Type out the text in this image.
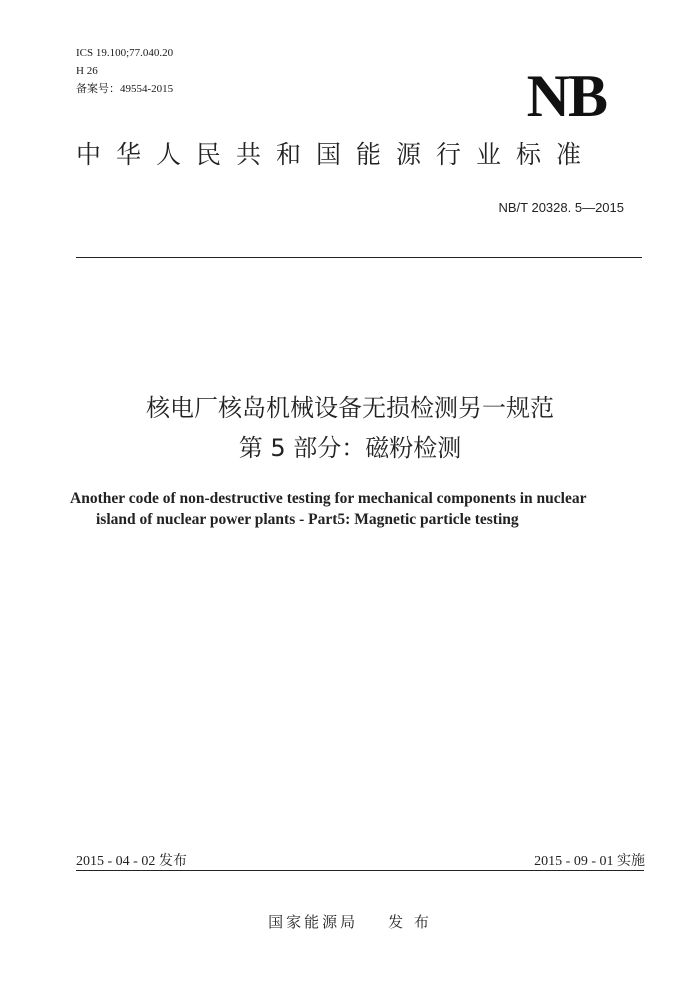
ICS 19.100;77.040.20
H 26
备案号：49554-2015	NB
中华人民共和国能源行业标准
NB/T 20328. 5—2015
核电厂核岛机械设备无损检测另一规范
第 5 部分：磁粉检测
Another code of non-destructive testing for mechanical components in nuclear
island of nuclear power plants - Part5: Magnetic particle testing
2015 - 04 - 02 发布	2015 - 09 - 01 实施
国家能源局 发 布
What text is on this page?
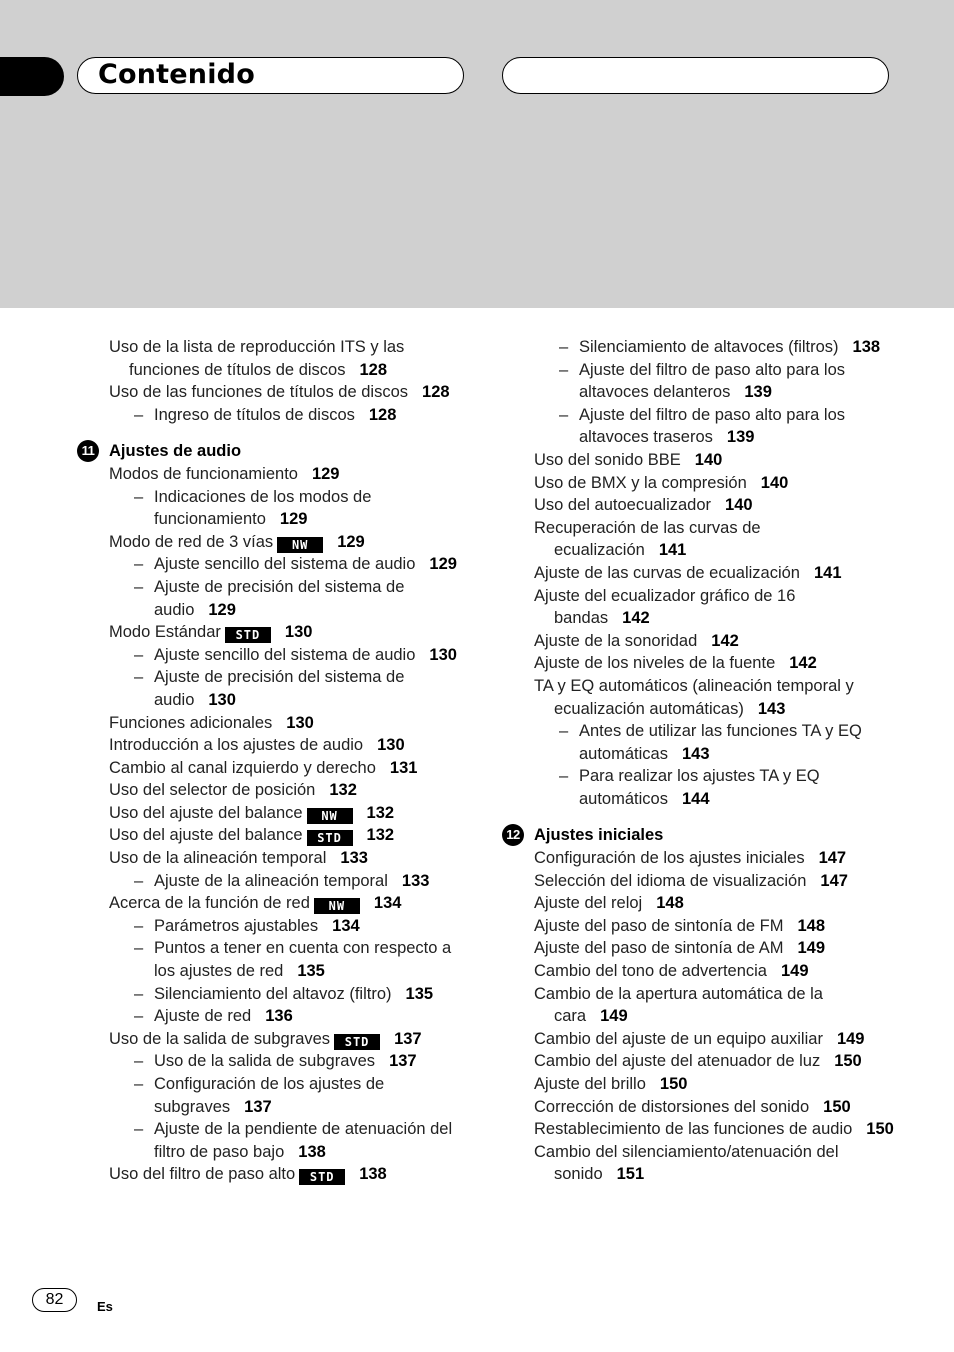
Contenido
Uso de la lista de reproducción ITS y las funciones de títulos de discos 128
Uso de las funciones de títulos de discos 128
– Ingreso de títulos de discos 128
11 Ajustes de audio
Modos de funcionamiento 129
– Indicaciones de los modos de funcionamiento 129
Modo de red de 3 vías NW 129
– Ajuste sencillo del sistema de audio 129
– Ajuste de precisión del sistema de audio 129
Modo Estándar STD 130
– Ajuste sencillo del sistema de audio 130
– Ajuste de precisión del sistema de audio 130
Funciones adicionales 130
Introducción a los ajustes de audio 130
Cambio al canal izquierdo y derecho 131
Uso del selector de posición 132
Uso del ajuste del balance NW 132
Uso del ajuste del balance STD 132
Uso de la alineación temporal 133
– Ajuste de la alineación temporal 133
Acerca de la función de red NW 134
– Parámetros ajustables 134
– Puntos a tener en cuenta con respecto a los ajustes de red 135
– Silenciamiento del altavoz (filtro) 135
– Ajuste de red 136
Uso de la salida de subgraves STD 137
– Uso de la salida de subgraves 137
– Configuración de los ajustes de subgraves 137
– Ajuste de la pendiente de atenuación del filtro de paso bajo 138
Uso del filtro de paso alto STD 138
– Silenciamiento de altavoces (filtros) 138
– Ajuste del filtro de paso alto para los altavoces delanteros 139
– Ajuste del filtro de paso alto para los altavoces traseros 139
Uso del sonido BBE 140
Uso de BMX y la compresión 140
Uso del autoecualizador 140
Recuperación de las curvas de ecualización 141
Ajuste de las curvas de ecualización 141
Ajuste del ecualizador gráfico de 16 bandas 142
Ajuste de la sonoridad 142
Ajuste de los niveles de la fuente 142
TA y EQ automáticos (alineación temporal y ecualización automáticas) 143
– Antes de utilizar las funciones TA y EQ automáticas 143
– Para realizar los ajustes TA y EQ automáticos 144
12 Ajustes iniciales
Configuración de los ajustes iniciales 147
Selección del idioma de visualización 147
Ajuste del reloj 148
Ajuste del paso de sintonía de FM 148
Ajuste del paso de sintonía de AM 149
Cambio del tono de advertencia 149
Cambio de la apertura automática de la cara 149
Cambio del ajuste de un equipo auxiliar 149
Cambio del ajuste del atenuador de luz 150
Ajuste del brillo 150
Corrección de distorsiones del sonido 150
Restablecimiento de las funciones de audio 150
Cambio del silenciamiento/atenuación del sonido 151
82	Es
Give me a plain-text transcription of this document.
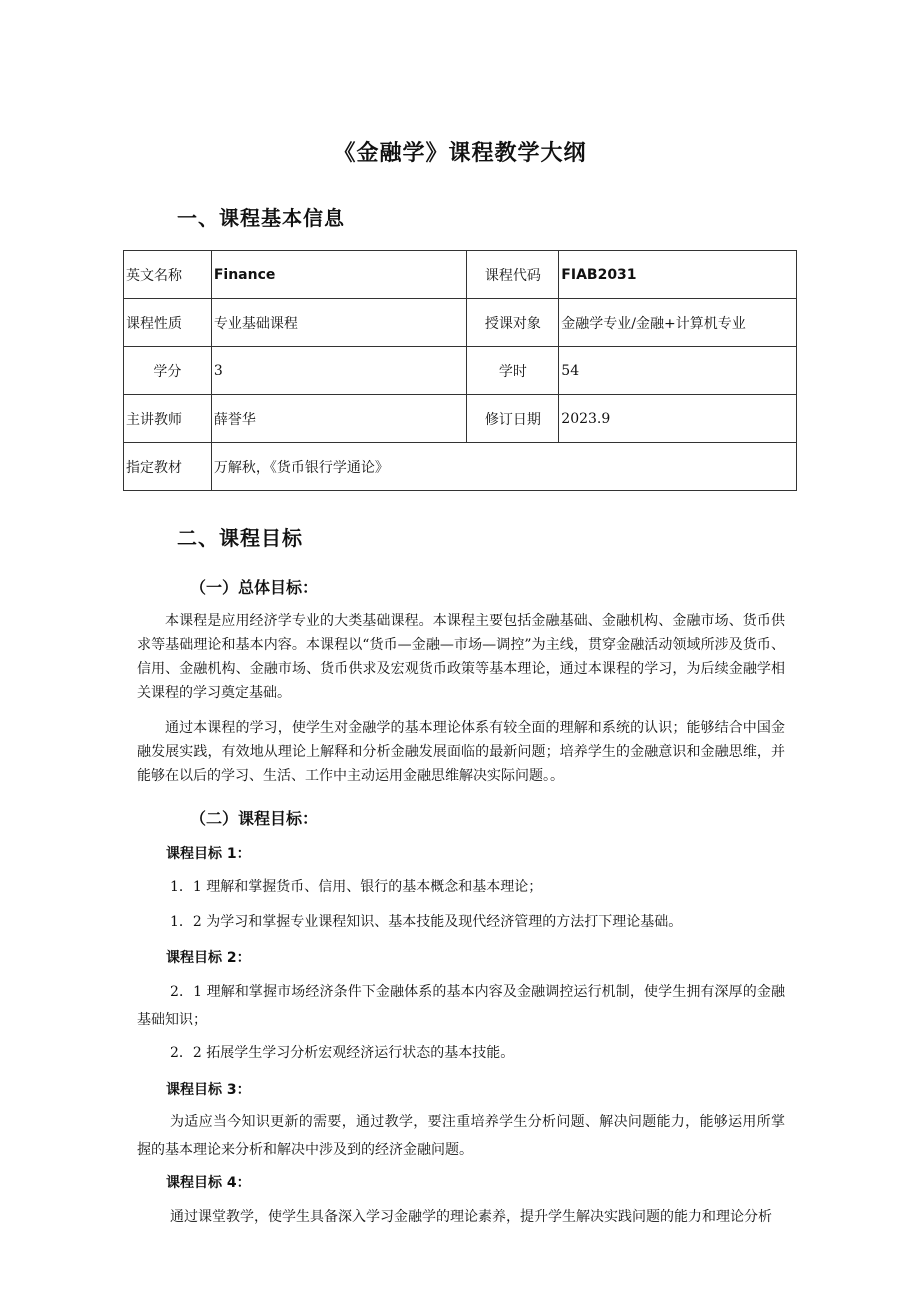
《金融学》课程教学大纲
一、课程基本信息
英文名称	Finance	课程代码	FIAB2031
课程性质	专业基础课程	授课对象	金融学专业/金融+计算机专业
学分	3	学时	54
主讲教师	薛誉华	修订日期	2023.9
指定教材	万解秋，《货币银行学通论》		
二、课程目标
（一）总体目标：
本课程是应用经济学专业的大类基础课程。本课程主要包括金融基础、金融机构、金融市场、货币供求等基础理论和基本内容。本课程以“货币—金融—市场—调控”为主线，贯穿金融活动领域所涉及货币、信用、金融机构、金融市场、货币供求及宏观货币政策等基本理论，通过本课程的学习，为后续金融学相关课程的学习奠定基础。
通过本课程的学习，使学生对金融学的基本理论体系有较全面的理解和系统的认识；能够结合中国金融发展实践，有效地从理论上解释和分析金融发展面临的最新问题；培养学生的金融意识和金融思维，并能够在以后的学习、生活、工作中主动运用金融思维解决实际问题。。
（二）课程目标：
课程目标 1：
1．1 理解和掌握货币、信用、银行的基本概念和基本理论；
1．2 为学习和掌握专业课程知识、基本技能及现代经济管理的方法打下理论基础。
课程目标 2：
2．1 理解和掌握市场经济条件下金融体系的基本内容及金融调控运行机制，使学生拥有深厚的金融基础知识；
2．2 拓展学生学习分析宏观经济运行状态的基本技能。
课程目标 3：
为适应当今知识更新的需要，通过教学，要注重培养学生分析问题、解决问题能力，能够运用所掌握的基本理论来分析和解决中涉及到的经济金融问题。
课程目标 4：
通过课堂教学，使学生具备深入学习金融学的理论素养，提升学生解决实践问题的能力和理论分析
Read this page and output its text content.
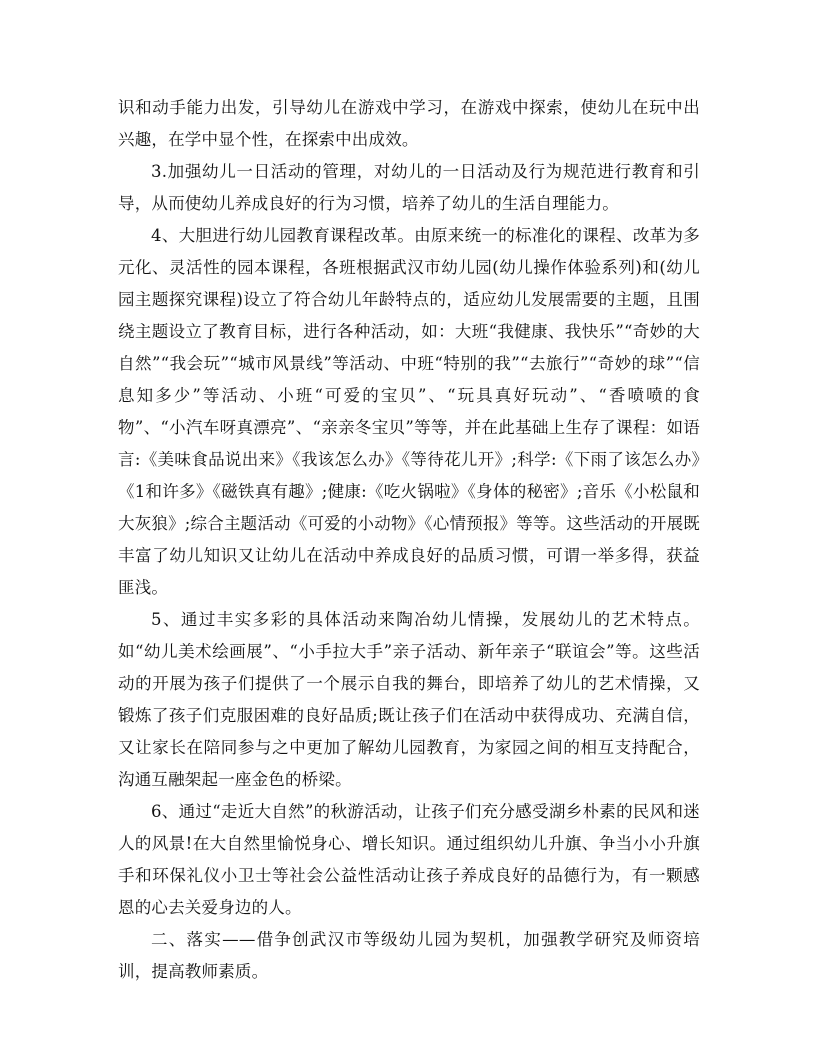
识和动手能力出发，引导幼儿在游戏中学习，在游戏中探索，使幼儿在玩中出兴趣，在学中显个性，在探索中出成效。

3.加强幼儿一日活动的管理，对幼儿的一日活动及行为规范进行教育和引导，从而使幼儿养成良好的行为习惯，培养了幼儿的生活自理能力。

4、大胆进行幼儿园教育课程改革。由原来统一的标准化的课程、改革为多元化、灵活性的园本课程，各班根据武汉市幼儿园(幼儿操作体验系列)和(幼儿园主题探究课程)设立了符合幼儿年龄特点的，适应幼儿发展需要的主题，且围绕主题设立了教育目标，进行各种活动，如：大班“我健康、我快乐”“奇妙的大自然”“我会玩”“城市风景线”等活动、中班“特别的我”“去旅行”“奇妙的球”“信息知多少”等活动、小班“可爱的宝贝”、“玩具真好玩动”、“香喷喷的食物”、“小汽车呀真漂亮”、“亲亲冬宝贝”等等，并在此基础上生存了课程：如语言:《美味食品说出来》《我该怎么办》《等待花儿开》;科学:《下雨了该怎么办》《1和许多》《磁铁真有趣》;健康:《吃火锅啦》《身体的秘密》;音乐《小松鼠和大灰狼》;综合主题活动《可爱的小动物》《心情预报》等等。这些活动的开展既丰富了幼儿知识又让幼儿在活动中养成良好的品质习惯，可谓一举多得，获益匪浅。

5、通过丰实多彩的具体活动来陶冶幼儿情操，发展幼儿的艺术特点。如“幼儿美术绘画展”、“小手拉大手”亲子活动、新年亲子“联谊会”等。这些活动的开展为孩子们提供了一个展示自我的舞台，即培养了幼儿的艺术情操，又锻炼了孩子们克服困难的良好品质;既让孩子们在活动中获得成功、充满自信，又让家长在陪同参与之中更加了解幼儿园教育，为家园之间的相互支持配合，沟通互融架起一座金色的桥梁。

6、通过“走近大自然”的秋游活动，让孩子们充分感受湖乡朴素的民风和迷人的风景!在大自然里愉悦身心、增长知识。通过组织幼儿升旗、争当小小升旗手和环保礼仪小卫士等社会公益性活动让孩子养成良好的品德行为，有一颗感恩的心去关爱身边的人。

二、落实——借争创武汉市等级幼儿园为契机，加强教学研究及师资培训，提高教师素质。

### Goal
Without the pictures, extract every entry verbatim.

### Task result
Type out the text in this image.
ICS 19.100;77.040.20
H 26
备案号：49554-2015	NB
中华人民共和国能源行业标准
NB/T 20328. 5—2015
核电厂核岛机械设备无损检测另一规范
第 5 部分：磁粉检测
Another code of non-destructive testing for mechanical components in nuclear
island of nuclear power plants - Part5: Magnetic particle testing
2015 - 04 - 02 发布	2015 - 09 - 01 实施
国家能源局 发 布
What text is on this page?
Contenido
Uso de la lista de reproducción ITS y las funciones de títulos de discos 128
Uso de las funciones de títulos de discos 128
– Ingreso de títulos de discos 128
11 Ajustes de audio
Modos de funcionamiento 129
– Indicaciones de los modos de funcionamiento 129
Modo de red de 3 vías NW 129
– Ajuste sencillo del sistema de audio 129
– Ajuste de precisión del sistema de audio 129
Modo Estándar STD 130
– Ajuste sencillo del sistema de audio 130
– Ajuste de precisión del sistema de audio 130
Funciones adicionales 130
Introducción a los ajustes de audio 130
Cambio al canal izquierdo y derecho 131
Uso del selector de posición 132
Uso del ajuste del balance NW 132
Uso del ajuste del balance STD 132
Uso de la alineación temporal 133
– Ajuste de la alineación temporal 133
Acerca de la función de red NW 134
– Parámetros ajustables 134
– Puntos a tener en cuenta con respecto a los ajustes de red 135
– Silenciamiento del altavoz (filtro) 135
– Ajuste de red 136
Uso de la salida de subgraves STD 137
– Uso de la salida de subgraves 137
– Configuración de los ajustes de subgraves 137
– Ajuste de la pendiente de atenuación del filtro de paso bajo 138
Uso del filtro de paso alto STD 138
– Silenciamiento de altavoces (filtros) 138
– Ajuste del filtro de paso alto para los altavoces delanteros 139
– Ajuste del filtro de paso alto para los altavoces traseros 139
Uso del sonido BBE 140
Uso de BMX y la compresión 140
Uso del autoecualizador 140
Recuperación de las curvas de ecualización 141
Ajuste de las curvas de ecualización 141
Ajuste del ecualizador gráfico de 16 bandas 142
Ajuste de la sonoridad 142
Ajuste de los niveles de la fuente 142
TA y EQ automáticos (alineación temporal y ecualización automáticas) 143
– Antes de utilizar las funciones TA y EQ automáticas 143
– Para realizar los ajustes TA y EQ automáticos 144
12 Ajustes iniciales
Configuración de los ajustes iniciales 147
Selección del idioma de visualización 147
Ajuste del reloj 148
Ajuste del paso de sintonía de FM 148
Ajuste del paso de sintonía de AM 149
Cambio del tono de advertencia 149
Cambio de la apertura automática de la cara 149
Cambio del ajuste de un equipo auxiliar 149
Cambio del ajuste del atenuador de luz 150
Ajuste del brillo 150
Corrección de distorsiones del sonido 150
Restablecimiento de las funciones de audio 150
Cambio del silenciamiento/atenuación del sonido 151
82	Es
Give me a plain-text transcription of this document.
《金融学》课程教学大纲
一、课程基本信息
英文名称	Finance	课程代码	FIAB2031
课程性质	专业基础课程	授课对象	金融学专业/金融+计算机专业
学分	3	学时	54
主讲教师	薛誉华	修订日期	2023.9
指定教材	万解秋，《货币银行学通论》		
二、课程目标
（一）总体目标：
本课程是应用经济学专业的大类基础课程。本课程主要包括金融基础、金融机构、金融市场、货币供求等基础理论和基本内容。本课程以“货币—金融—市场—调控”为主线，贯穿金融活动领域所涉及货币、信用、金融机构、金融市场、货币供求及宏观货币政策等基本理论，通过本课程的学习，为后续金融学相关课程的学习奠定基础。
通过本课程的学习，使学生对金融学的基本理论体系有较全面的理解和系统的认识；能够结合中国金融发展实践，有效地从理论上解释和分析金融发展面临的最新问题；培养学生的金融意识和金融思维，并能够在以后的学习、生活、工作中主动运用金融思维解决实际问题。。
（二）课程目标：
课程目标 1：
1．1 理解和掌握货币、信用、银行的基本概念和基本理论；
1．2 为学习和掌握专业课程知识、基本技能及现代经济管理的方法打下理论基础。
课程目标 2：
2．1 理解和掌握市场经济条件下金融体系的基本内容及金融调控运行机制，使学生拥有深厚的金融基础知识；
2．2 拓展学生学习分析宏观经济运行状态的基本技能。
课程目标 3：
为适应当今知识更新的需要，通过教学，要注重培养学生分析问题、解决问题能力，能够运用所掌握的基本理论来分析和解决中涉及到的经济金融问题。
课程目标 4：
通过课堂教学，使学生具备深入学习金融学的理论素养，提升学生解决实践问题的能力和理论分析
Read this page and output its text content.
识和动手能力出发，引导幼儿在游戏中学习，在游戏中探索，使幼儿在玩中出兴趣，在学中显个性，在探索中出成效。

3.加强幼儿一日活动的管理，对幼儿的一日活动及行为规范进行教育和引导，从而使幼儿养成良好的行为习惯，培养了幼儿的生活自理能力。

4、大胆进行幼儿园教育课程改革。由原来统一的标准化的课程、改革为多元化、灵活性的园本课程，各班根据武汉市幼儿园(幼儿操作体验系列)和(幼儿园主题探究课程)设立了符合幼儿年龄特点的，适应幼儿发展需要的主题，且围绕主题设立了教育目标，进行各种活动，如：大班“我健康、我快乐”“奇妙的大自然”“我会玩”“城市风景线”等活动、中班“特别的我”“去旅行”“奇妙的球”“信息知多少”等活动、小班“可爱的宝贝”、“玩具真好玩动”、“香喷喷的食物”、“小汽车呀真漂亮”、“亲亲冬宝贝”等等，并在此基础上生存了课程：如语言:《美味食品说出来》《我该怎么办》《等待花儿开》;科学:《下雨了该怎么办》《1和许多》《磁铁真有趣》;健康:《吃火锅啦》《身体的秘密》;音乐《小松鼠和大灰狼》;综合主题活动《可爱的小动物》《心情预报》等等。这些活动的开展既丰富了幼儿知识又让幼儿在活动中养成良好的品质习惯，可谓一举多得，获益匪浅。

5、通过丰实多彩的具体活动来陶冶幼儿情操，发展幼儿的艺术特点。如“幼儿美术绘画展”、“小手拉大手”亲子活动、新年亲子“联谊会”等。这些活动的开展为孩子们提供了一个展示自我的舞台，即培养了幼儿的艺术情操，又锻炼了孩子们克服困难的良好品质;既让孩子们在活动中获得成功、充满自信，又让家长在陪同参与之中更加了解幼儿园教育，为家园之间的相互支持配合，沟通互融架起一座金色的桥梁。

6、通过“走近大自然”的秋游活动，让孩子们充分感受湖乡朴素的民风和迷人的风景!在大自然里愉悦身心、增长知识。通过组织幼儿升旗、争当小小升旗手和环保礼仪小卫士等社会公益性活动让孩子养成良好的品德行为，有一颗感恩的心去关爱身边的人。

二、落实——借争创武汉市等级幼儿园为契机，加强教学研究及师资培训，提高教师素质。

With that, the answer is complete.